- WHAT IS NEEDED: Report each line of the data that has "JSON" somewhere in it.

- DATA SUPPLIED:
+ + + + +

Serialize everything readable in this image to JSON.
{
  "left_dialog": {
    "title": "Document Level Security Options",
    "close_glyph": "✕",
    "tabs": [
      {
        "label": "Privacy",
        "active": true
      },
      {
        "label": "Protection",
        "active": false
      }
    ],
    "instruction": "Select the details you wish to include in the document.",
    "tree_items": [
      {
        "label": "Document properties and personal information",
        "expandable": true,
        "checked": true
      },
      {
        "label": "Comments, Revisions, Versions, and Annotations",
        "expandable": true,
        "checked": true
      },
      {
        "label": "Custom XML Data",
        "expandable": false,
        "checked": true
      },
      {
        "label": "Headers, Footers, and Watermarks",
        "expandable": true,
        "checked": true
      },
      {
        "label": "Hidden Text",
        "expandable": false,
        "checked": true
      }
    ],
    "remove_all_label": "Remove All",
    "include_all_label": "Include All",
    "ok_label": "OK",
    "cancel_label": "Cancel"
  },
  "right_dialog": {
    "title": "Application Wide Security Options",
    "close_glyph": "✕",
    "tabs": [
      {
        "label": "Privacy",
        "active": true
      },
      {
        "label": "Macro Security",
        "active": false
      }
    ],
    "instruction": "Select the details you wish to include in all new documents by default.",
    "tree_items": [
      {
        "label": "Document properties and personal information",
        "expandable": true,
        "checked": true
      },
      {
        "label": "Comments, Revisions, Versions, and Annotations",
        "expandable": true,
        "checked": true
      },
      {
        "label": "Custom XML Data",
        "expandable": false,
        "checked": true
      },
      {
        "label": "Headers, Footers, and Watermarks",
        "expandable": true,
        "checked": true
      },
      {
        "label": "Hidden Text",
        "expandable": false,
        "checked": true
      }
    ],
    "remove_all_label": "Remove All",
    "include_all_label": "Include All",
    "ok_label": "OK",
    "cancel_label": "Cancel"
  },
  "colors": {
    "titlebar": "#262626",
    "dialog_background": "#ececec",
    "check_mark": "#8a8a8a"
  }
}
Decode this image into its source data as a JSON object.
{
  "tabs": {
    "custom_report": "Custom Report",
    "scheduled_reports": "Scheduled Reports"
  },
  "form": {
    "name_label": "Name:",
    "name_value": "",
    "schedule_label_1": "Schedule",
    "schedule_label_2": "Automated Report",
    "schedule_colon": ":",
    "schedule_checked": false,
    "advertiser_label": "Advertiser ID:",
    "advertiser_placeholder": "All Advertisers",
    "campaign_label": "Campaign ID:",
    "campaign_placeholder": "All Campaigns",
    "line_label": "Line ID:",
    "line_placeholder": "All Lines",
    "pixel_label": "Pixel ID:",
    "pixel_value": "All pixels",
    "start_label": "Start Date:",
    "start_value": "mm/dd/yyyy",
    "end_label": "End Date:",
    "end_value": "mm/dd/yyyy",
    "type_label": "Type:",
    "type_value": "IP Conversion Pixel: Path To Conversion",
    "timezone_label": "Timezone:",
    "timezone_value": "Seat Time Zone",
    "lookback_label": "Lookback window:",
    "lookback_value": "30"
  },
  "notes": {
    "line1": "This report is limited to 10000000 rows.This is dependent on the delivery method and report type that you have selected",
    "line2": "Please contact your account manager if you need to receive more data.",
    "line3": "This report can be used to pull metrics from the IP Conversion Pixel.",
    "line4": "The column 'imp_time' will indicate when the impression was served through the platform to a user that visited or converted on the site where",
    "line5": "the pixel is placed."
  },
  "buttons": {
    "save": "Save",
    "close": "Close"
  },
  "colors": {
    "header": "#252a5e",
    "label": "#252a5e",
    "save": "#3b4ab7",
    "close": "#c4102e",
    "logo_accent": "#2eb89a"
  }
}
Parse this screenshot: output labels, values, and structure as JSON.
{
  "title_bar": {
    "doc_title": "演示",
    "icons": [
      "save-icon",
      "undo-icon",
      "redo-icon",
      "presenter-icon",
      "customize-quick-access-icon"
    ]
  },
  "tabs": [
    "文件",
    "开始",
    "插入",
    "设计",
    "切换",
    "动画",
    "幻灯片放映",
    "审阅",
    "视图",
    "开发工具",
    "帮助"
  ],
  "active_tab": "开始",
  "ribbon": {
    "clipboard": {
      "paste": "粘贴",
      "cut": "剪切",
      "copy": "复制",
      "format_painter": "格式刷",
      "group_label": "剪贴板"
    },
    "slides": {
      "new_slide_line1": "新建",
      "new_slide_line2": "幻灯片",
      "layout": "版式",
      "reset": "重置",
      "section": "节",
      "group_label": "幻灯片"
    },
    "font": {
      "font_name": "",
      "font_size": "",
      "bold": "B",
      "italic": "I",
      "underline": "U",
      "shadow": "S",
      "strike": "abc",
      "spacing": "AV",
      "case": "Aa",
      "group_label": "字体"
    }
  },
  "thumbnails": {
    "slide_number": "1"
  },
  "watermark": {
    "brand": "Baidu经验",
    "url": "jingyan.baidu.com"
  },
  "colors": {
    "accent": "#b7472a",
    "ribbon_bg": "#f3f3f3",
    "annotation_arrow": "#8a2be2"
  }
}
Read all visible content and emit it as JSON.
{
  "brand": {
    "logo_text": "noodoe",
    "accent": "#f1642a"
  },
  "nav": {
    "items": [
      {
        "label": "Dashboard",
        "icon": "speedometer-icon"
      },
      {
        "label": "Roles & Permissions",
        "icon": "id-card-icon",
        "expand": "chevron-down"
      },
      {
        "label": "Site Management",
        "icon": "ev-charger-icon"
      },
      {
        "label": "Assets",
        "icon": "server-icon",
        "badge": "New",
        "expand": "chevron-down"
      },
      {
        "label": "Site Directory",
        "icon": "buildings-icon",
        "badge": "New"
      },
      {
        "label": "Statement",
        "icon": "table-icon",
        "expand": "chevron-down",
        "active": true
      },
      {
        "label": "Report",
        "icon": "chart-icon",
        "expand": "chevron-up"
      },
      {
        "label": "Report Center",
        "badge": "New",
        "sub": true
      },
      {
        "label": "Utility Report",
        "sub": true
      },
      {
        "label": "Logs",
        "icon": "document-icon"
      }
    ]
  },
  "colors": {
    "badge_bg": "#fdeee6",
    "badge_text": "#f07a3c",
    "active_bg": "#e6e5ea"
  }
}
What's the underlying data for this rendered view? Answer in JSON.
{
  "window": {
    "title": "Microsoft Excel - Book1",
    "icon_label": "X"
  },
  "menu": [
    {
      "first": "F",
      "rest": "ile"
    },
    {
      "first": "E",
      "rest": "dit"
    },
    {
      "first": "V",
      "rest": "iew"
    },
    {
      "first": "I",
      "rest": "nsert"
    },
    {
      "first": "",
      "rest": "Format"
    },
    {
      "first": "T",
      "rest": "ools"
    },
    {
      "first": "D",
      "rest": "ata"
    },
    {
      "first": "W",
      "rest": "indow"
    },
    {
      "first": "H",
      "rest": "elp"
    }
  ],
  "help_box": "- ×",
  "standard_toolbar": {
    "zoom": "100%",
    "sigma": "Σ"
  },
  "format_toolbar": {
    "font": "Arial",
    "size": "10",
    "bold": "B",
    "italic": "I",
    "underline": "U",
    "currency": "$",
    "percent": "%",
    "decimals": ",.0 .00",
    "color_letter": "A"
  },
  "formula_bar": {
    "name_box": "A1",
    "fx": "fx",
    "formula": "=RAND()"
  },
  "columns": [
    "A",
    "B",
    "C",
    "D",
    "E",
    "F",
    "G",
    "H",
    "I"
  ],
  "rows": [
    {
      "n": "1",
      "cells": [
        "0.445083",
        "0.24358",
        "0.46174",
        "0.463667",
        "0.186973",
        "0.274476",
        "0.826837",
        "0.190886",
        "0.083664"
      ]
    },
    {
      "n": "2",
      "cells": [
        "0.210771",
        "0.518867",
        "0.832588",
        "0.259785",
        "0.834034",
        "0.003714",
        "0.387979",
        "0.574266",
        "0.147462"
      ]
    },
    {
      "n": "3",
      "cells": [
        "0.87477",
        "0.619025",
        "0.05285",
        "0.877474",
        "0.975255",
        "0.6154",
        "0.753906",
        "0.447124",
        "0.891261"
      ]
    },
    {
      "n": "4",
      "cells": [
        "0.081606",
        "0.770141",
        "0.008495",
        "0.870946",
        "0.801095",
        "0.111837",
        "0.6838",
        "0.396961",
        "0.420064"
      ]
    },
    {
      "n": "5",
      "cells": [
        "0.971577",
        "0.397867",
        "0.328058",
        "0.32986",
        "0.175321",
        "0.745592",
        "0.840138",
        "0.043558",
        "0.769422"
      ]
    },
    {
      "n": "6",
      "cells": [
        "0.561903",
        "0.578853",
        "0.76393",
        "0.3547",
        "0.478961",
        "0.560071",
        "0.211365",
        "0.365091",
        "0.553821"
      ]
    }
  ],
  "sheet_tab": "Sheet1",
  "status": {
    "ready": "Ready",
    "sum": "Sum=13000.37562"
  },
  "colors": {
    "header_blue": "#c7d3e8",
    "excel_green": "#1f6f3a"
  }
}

+ + + + +

- RESULT:
Serialize everything readable in this image to JSON.
Decode this image into its source data as a JSON object.
Parse this screenshot: output labels, values, and structure as JSON.
Read all visible content and emit it as JSON.
What's the underlying data for this rendered view? Answer in JSON.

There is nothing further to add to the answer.